START Excerpted data

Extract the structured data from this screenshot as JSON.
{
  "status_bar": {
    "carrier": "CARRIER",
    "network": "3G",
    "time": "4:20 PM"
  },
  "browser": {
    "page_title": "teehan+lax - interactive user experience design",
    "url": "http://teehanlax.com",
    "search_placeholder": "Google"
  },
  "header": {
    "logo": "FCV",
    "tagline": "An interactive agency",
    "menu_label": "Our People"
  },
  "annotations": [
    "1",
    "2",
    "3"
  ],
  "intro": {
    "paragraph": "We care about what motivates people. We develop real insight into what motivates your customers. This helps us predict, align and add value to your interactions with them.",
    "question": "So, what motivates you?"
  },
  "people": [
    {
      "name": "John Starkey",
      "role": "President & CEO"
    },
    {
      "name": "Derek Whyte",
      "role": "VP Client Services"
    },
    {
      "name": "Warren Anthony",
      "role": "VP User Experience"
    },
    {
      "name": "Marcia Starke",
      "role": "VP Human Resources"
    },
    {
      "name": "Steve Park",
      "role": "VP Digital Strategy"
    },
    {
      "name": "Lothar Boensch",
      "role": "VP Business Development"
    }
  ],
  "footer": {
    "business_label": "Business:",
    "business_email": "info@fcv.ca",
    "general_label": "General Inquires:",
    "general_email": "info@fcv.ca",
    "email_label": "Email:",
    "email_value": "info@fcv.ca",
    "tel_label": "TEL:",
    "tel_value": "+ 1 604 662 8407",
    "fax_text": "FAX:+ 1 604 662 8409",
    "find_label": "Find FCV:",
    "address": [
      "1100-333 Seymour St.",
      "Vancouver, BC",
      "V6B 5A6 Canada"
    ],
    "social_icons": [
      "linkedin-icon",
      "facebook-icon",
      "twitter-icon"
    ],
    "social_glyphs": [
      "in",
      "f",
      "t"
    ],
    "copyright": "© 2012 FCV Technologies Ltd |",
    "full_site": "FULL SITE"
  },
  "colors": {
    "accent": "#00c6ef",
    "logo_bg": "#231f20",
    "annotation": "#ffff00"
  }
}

END Excerpted data

Challenge: Extract the entries above verbatim.

Exercise output:
Extract the structured data from this screenshot as JSON.
{
  "status_bar": {
    "carrier": "CARRIER",
    "network": "3G",
    "time": "4:20 PM"
  },
  "browser": {
    "page_title": "teehan+lax - interactive user experience design",
    "url": "http://teehanlax.com",
    "search_placeholder": "Google"
  },
  "header": {
    "logo": "FCV",
    "tagline": "An interactive agency",
    "menu_label": "Our People"
  },
  "annotations": [
    "1",
    "2",
    "3"
  ],
  "intro": {
    "paragraph": "We care about what motivates people. We develop real insight into what motivates your customers. This helps us predict, align and add value to your interactions with them.",
    "question": "So, what motivates you?"
  },
  "people": [
    {
      "name": "John Starkey",
      "role": "President & CEO"
    },
    {
      "name": "Derek Whyte",
      "role": "VP Client Services"
    },
    {
      "name": "Warren Anthony",
      "role": "VP User Experience"
    },
    {
      "name": "Marcia Starke",
      "role": "VP Human Resources"
    },
    {
      "name": "Steve Park",
      "role": "VP Digital Strategy"
    },
    {
      "name": "Lothar Boensch",
      "role": "VP Business Development"
    }
  ],
  "footer": {
    "business_label": "Business:",
    "business_email": "info@fcv.ca",
    "general_label": "General Inquires:",
    "general_email": "info@fcv.ca",
    "email_label": "Email:",
    "email_value": "info@fcv.ca",
    "tel_label": "TEL:",
    "tel_value": "+ 1 604 662 8407",
    "fax_text": "FAX:+ 1 604 662 8409",
    "find_label": "Find FCV:",
    "address": [
      "1100-333 Seymour St.",
      "Vancouver, BC",
      "V6B 5A6 Canada"
    ],
    "social_icons": [
      "linkedin-icon",
      "facebook-icon",
      "twitter-icon"
    ],
    "social_glyphs": [
      "in",
      "f",
      "t"
    ],
    "copyright": "© 2012 FCV Technologies Ltd |",
    "full_site": "FULL SITE"
  },
  "colors": {
    "accent": "#00c6ef",
    "logo_bg": "#231f20",
    "annotation": "#ffff00"
  }
}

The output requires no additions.